Items from a figure collection

====

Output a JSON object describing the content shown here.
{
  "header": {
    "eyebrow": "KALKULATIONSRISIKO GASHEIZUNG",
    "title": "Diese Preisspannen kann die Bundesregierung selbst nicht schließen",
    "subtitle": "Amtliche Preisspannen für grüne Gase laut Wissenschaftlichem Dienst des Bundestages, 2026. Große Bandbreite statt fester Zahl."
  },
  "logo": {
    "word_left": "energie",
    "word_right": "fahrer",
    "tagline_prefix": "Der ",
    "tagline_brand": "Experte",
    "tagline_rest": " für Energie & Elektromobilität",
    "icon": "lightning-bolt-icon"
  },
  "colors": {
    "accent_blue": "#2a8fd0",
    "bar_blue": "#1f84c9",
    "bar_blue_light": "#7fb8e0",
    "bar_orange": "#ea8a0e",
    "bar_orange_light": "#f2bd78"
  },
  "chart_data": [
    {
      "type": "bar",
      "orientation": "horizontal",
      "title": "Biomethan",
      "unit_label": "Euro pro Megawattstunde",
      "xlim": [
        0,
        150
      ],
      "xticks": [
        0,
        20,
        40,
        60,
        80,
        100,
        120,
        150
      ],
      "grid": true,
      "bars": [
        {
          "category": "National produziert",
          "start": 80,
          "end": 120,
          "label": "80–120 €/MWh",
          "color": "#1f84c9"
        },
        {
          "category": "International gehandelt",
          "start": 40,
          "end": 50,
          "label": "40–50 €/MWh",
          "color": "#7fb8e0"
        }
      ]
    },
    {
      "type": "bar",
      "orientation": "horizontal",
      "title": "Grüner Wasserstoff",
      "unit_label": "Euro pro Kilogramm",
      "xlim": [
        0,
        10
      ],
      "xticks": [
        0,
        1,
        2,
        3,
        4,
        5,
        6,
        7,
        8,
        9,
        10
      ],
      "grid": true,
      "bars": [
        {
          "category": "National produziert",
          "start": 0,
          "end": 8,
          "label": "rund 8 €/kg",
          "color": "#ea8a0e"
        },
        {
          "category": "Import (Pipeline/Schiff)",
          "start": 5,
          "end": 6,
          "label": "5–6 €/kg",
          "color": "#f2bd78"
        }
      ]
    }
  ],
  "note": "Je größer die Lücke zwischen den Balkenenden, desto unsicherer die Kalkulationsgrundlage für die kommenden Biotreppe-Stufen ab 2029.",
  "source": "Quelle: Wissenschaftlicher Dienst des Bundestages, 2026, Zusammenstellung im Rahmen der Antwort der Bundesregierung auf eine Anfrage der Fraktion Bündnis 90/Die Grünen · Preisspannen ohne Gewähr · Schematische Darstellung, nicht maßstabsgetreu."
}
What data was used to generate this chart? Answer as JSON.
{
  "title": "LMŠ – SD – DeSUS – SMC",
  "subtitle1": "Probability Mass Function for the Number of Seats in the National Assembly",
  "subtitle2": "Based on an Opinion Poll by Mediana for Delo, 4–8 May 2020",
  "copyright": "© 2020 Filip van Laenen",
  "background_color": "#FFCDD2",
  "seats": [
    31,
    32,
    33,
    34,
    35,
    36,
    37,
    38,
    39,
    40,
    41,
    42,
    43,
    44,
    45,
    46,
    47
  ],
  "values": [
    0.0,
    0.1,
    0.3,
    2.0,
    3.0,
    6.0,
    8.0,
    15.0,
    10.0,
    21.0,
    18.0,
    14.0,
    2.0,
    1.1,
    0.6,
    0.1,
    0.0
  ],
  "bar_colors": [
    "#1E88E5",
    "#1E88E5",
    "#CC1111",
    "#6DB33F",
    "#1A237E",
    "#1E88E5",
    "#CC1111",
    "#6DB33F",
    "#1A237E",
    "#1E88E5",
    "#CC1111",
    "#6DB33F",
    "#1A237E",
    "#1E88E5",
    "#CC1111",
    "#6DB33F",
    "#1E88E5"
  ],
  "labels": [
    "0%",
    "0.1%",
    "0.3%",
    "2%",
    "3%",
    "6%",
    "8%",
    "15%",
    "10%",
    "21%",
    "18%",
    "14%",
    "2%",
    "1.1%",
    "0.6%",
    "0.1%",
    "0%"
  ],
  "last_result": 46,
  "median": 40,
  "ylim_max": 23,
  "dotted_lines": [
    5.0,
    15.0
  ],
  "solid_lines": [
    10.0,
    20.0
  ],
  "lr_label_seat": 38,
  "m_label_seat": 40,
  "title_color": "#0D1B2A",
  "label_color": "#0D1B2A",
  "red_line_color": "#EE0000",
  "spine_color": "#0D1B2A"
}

====

▶ _Given request_:
Out of the records, collect only those lines that contain the string "nicht".

▶ _Written reply_:
    "title": "Diese Preisspannen kann die Bundesregierung selbst nicht schließen",
  "source": "Quelle: Wissenschaftlicher Dienst des Bundestages, 2026, Zusammenstellung im Rahmen der Antwort der Bundesregierung auf eine Anfrage der Fraktion Bündnis 90/Die Grünen · Preisspannen ohne Gewähr · Schematische Darstellung, nicht maßstabsgetreu."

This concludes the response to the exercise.